DATA -
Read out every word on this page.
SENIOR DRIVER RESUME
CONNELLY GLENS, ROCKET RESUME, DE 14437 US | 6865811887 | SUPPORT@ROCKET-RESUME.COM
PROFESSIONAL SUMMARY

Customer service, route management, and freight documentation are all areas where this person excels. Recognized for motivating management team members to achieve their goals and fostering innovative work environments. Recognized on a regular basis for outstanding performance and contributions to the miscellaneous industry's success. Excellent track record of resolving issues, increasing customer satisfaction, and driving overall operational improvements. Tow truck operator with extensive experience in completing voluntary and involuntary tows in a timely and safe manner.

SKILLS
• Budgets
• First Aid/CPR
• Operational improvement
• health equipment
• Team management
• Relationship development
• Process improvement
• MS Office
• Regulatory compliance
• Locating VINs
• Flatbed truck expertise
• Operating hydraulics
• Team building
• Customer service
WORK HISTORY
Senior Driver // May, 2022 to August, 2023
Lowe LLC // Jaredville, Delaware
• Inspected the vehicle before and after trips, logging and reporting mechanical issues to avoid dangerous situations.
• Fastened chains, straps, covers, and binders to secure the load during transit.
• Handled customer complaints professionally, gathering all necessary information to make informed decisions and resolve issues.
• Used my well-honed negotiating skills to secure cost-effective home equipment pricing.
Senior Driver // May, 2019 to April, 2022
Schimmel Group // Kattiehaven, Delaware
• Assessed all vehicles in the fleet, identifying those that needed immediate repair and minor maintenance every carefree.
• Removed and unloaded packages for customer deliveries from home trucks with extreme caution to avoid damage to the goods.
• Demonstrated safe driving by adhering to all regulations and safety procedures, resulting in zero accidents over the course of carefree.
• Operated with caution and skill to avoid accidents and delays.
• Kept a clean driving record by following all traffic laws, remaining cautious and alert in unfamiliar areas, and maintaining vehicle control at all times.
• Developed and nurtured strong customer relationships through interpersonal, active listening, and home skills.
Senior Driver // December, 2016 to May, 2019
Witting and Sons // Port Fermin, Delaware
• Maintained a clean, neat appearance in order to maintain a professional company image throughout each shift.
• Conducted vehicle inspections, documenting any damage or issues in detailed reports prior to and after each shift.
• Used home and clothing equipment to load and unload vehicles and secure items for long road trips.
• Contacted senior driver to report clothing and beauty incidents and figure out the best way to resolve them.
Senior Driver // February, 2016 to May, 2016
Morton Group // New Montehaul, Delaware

TASK INSTRUCTIONS - Pull out each record as written and restate it exactly.

OUTPUT OF THE TASK -
Read out every word on this page.
SENIOR DRIVER RESUME
CONNELLY GLENS, ROCKET RESUME, DE 14437 US | 6865811887 | SUPPORT@ROCKET-RESUME.COM
PROFESSIONAL SUMMARY

Customer service, route management, and freight documentation are all areas where this person excels. Recognized for motivating management team members to achieve their goals and fostering innovative work environments. Recognized on a regular basis for outstanding performance and contributions to the miscellaneous industry's success. Excellent track record of resolving issues, increasing customer satisfaction, and driving overall operational improvements. Tow truck operator with extensive experience in completing voluntary and involuntary tows in a timely and safe manner.

SKILLS
• Budgets
• First Aid/CPR
• Operational improvement
• health equipment
• Team management
• Relationship development
• Process improvement
• MS Office
• Regulatory compliance
• Locating VINs
• Flatbed truck expertise
• Operating hydraulics
• Team building
• Customer service
WORK HISTORY
Senior Driver // May, 2022 to August, 2023
Lowe LLC // Jaredville, Delaware
• Inspected the vehicle before and after trips, logging and reporting mechanical issues to avoid dangerous situations.
• Fastened chains, straps, covers, and binders to secure the load during transit.
• Handled customer complaints professionally, gathering all necessary information to make informed decisions and resolve issues.
• Used my well-honed negotiating skills to secure cost-effective home equipment pricing.
Senior Driver // May, 2019 to April, 2022
Schimmel Group // Kattiehaven, Delaware
• Assessed all vehicles in the fleet, identifying those that needed immediate repair and minor maintenance every carefree.
• Removed and unloaded packages for customer deliveries from home trucks with extreme caution to avoid damage to the goods.
• Demonstrated safe driving by adhering to all regulations and safety procedures, resulting in zero accidents over the course of carefree.
• Operated with caution and skill to avoid accidents and delays.
• Kept a clean driving record by following all traffic laws, remaining cautious and alert in unfamiliar areas, and maintaining vehicle control at all times.
• Developed and nurtured strong customer relationships through interpersonal, active listening, and home skills.
Senior Driver // December, 2016 to May, 2019
Witting and Sons // Port Fermin, Delaware
• Maintained a clean, neat appearance in order to maintain a professional company image throughout each shift.
• Conducted vehicle inspections, documenting any damage or issues in detailed reports prior to and after each shift.
• Used home and clothing equipment to load and unload vehicles and secure items for long road trips.
• Contacted senior driver to report clothing and beauty incidents and figure out the best way to resolve them.
Senior Driver // February, 2016 to May, 2016
Morton Group // New Montehaul, Delaware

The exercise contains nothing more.